→ **WORK TO DO**:
In the material below, find all lines with the string "image" and copy them.

── SUPPLIED RECORDS ──

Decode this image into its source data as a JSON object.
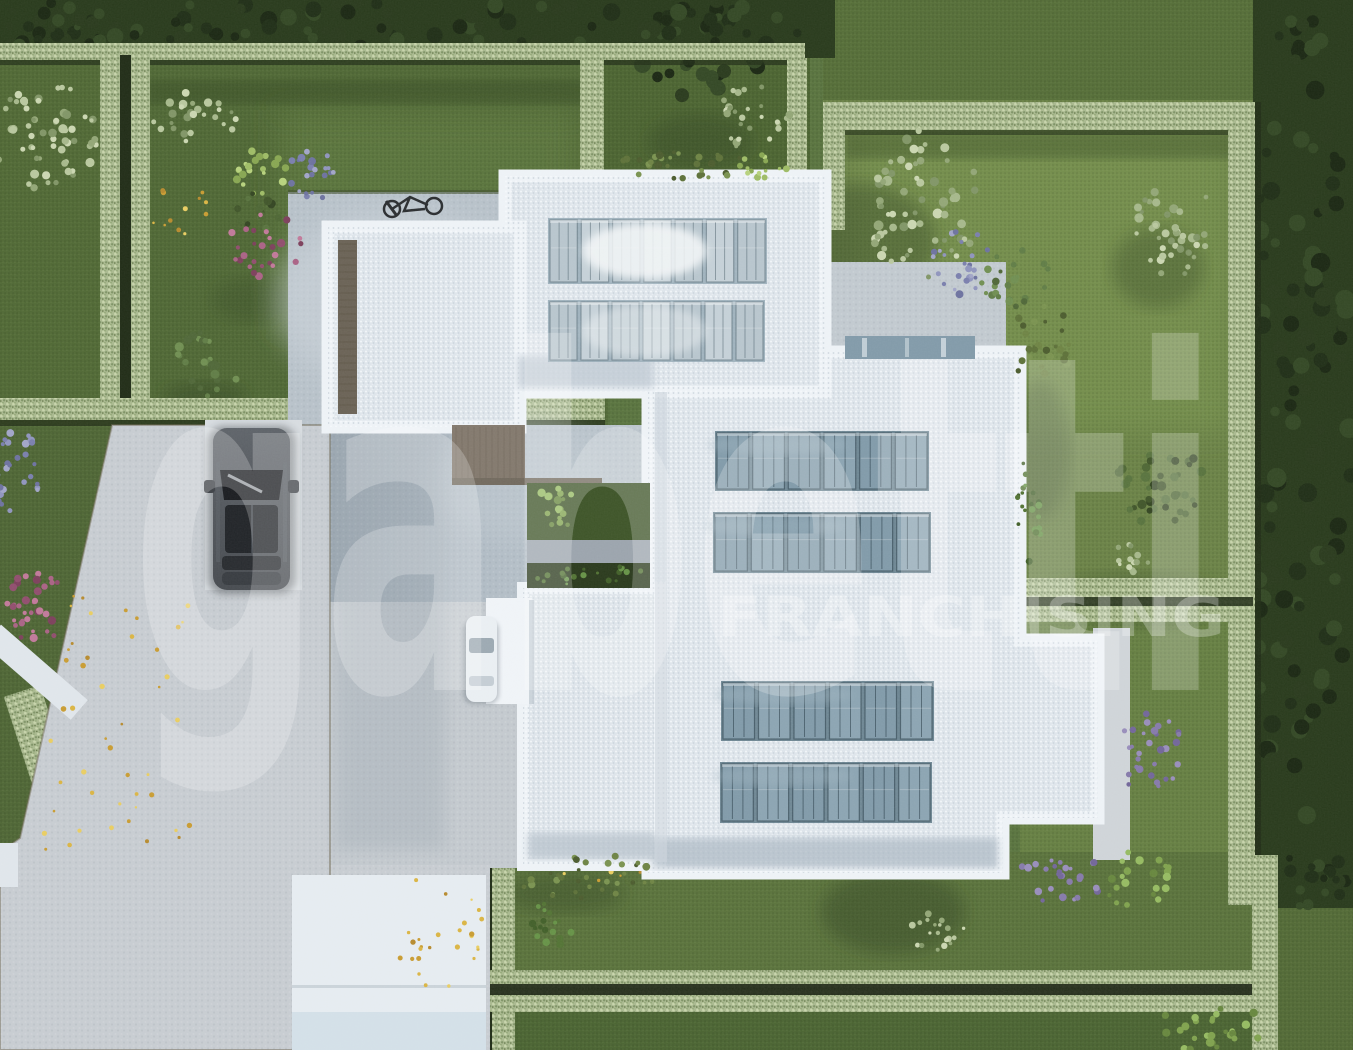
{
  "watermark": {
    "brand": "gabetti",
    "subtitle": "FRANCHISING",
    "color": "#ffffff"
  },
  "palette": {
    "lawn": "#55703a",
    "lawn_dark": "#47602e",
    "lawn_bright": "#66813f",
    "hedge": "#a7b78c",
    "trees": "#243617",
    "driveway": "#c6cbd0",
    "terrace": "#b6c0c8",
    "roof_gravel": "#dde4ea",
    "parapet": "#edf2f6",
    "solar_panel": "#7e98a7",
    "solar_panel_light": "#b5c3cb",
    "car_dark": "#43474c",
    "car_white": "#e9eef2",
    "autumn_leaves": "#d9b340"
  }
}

───
── SUPPLIED RECORDS ──

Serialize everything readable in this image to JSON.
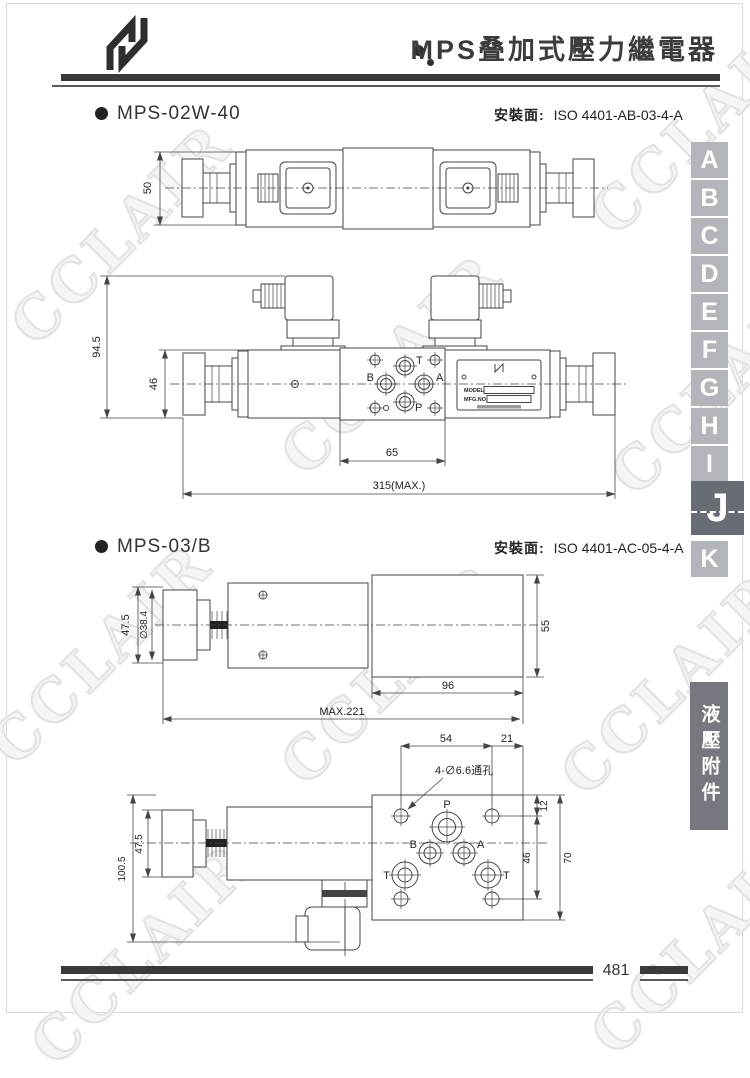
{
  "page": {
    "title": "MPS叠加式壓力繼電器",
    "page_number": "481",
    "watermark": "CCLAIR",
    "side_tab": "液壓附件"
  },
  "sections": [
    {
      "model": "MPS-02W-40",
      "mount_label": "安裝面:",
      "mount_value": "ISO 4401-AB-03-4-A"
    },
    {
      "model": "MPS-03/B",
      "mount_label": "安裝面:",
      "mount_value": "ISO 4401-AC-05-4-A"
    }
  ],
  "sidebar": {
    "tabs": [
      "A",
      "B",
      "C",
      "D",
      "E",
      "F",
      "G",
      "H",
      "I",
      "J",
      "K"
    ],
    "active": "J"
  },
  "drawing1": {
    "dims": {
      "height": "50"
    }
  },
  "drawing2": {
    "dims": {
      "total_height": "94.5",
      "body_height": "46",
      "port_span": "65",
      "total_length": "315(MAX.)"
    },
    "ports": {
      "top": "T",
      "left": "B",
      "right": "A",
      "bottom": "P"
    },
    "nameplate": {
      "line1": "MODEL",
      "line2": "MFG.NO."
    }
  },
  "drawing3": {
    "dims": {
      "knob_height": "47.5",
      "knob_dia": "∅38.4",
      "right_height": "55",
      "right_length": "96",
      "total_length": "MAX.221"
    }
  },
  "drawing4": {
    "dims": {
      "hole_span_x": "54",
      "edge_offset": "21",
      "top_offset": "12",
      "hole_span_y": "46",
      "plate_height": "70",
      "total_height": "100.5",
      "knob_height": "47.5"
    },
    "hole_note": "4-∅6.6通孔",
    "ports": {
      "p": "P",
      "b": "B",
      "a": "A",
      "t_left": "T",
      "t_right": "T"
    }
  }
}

───

→ **ANSWER TO THIS EXERCISE**:
Decode this image into its source data as a JSON object.
Serialize everything readable in this image to JSON.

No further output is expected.